(What is asked):
Each record below should be repeated precisely as written.

## Start Data for this exercise

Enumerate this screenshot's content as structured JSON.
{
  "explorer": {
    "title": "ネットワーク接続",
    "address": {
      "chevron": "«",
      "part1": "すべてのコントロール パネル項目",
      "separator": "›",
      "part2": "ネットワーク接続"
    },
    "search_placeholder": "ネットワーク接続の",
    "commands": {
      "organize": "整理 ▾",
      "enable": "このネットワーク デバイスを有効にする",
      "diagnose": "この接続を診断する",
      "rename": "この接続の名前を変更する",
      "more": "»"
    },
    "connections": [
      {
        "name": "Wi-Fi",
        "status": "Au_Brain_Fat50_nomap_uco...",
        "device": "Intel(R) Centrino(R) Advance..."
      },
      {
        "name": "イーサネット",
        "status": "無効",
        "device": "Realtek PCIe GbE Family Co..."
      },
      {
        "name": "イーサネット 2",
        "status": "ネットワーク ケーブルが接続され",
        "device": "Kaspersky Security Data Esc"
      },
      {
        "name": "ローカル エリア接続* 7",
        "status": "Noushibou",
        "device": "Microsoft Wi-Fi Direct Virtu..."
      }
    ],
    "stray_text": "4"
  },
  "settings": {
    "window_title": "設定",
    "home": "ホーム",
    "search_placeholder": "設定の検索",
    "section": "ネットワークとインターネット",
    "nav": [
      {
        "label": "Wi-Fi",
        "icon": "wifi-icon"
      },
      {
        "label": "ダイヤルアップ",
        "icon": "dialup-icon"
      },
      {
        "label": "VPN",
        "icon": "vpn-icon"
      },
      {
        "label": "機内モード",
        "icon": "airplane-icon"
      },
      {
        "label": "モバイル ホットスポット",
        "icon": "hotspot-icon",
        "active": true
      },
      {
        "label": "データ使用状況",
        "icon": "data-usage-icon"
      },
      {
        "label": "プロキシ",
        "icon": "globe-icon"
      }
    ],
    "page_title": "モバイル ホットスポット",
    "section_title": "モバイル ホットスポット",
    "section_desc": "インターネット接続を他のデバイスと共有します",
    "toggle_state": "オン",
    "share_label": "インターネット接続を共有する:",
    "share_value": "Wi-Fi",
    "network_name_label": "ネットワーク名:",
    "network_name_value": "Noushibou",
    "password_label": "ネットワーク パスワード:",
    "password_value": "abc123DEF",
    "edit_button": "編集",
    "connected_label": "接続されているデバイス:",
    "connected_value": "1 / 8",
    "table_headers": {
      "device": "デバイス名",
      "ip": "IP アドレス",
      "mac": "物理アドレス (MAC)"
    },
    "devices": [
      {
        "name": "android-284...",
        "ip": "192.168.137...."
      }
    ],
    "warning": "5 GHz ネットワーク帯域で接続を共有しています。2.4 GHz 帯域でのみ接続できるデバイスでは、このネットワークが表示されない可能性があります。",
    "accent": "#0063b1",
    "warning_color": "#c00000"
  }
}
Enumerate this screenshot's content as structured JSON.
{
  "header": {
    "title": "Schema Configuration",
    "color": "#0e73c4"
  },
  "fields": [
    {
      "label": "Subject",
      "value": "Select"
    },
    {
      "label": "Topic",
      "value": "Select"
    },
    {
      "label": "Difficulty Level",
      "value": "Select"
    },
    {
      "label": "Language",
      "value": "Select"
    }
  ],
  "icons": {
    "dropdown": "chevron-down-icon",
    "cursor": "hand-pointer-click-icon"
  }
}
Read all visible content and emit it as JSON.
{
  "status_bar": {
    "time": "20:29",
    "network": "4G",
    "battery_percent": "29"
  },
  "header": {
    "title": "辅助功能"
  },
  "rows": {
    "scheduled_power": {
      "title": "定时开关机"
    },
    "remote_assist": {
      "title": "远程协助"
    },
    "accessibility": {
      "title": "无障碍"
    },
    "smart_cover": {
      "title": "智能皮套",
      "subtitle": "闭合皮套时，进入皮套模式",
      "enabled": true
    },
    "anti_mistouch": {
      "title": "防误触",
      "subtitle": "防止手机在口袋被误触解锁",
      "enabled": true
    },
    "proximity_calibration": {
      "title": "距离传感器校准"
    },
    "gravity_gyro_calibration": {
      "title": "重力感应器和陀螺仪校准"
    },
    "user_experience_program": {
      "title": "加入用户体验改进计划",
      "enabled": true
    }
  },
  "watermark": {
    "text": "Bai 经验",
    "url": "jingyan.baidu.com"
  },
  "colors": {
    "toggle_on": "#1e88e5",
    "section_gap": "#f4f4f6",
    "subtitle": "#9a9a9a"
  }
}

## End Data for this exercise

(Reply):
Enumerate this screenshot's content as structured JSON.
{
  "explorer": {
    "title": "ネットワーク接続",
    "address": {
      "chevron": "«",
      "part1": "すべてのコントロール パネル項目",
      "separator": "›",
      "part2": "ネットワーク接続"
    },
    "search_placeholder": "ネットワーク接続の",
    "commands": {
      "organize": "整理 ▾",
      "enable": "このネットワーク デバイスを有効にする",
      "diagnose": "この接続を診断する",
      "rename": "この接続の名前を変更する",
      "more": "»"
    },
    "connections": [
      {
        "name": "Wi-Fi",
        "status": "Au_Brain_Fat50_nomap_uco...",
        "device": "Intel(R) Centrino(R) Advance..."
      },
      {
        "name": "イーサネット",
        "status": "無効",
        "device": "Realtek PCIe GbE Family Co..."
      },
      {
        "name": "イーサネット 2",
        "status": "ネットワーク ケーブルが接続され",
        "device": "Kaspersky Security Data Esc"
      },
      {
        "name": "ローカル エリア接続* 7",
        "status": "Noushibou",
        "device": "Microsoft Wi-Fi Direct Virtu..."
      }
    ],
    "stray_text": "4"
  },
  "settings": {
    "window_title": "設定",
    "home": "ホーム",
    "search_placeholder": "設定の検索",
    "section": "ネットワークとインターネット",
    "nav": [
      {
        "label": "Wi-Fi",
        "icon": "wifi-icon"
      },
      {
        "label": "ダイヤルアップ",
        "icon": "dialup-icon"
      },
      {
        "label": "VPN",
        "icon": "vpn-icon"
      },
      {
        "label": "機内モード",
        "icon": "airplane-icon"
      },
      {
        "label": "モバイル ホットスポット",
        "icon": "hotspot-icon",
        "active": true
      },
      {
        "label": "データ使用状況",
        "icon": "data-usage-icon"
      },
      {
        "label": "プロキシ",
        "icon": "globe-icon"
      }
    ],
    "page_title": "モバイル ホットスポット",
    "section_title": "モバイル ホットスポット",
    "section_desc": "インターネット接続を他のデバイスと共有します",
    "toggle_state": "オン",
    "share_label": "インターネット接続を共有する:",
    "share_value": "Wi-Fi",
    "network_name_label": "ネットワーク名:",
    "network_name_value": "Noushibou",
    "password_label": "ネットワーク パスワード:",
    "password_value": "abc123DEF",
    "edit_button": "編集",
    "connected_label": "接続されているデバイス:",
    "connected_value": "1 / 8",
    "table_headers": {
      "device": "デバイス名",
      "ip": "IP アドレス",
      "mac": "物理アドレス (MAC)"
    },
    "devices": [
      {
        "name": "android-284...",
        "ip": "192.168.137...."
      }
    ],
    "warning": "5 GHz ネットワーク帯域で接続を共有しています。2.4 GHz 帯域でのみ接続できるデバイスでは、このネットワークが表示されない可能性があります。",
    "accent": "#0063b1",
    "warning_color": "#c00000"
  }
}
Enumerate this screenshot's content as structured JSON.
{
  "header": {
    "title": "Schema Configuration",
    "color": "#0e73c4"
  },
  "fields": [
    {
      "label": "Subject",
      "value": "Select"
    },
    {
      "label": "Topic",
      "value": "Select"
    },
    {
      "label": "Difficulty Level",
      "value": "Select"
    },
    {
      "label": "Language",
      "value": "Select"
    }
  ],
  "icons": {
    "dropdown": "chevron-down-icon",
    "cursor": "hand-pointer-click-icon"
  }
}
Read all visible content and emit it as JSON.
{
  "status_bar": {
    "time": "20:29",
    "network": "4G",
    "battery_percent": "29"
  },
  "header": {
    "title": "辅助功能"
  },
  "rows": {
    "scheduled_power": {
      "title": "定时开关机"
    },
    "remote_assist": {
      "title": "远程协助"
    },
    "accessibility": {
      "title": "无障碍"
    },
    "smart_cover": {
      "title": "智能皮套",
      "subtitle": "闭合皮套时，进入皮套模式",
      "enabled": true
    },
    "anti_mistouch": {
      "title": "防误触",
      "subtitle": "防止手机在口袋被误触解锁",
      "enabled": true
    },
    "proximity_calibration": {
      "title": "距离传感器校准"
    },
    "gravity_gyro_calibration": {
      "title": "重力感应器和陀螺仪校准"
    },
    "user_experience_program": {
      "title": "加入用户体验改进计划",
      "enabled": true
    }
  },
  "watermark": {
    "text": "Bai 经验",
    "url": "jingyan.baidu.com"
  },
  "colors": {
    "toggle_on": "#1e88e5",
    "section_gap": "#f4f4f6",
    "subtitle": "#9a9a9a"
  }
}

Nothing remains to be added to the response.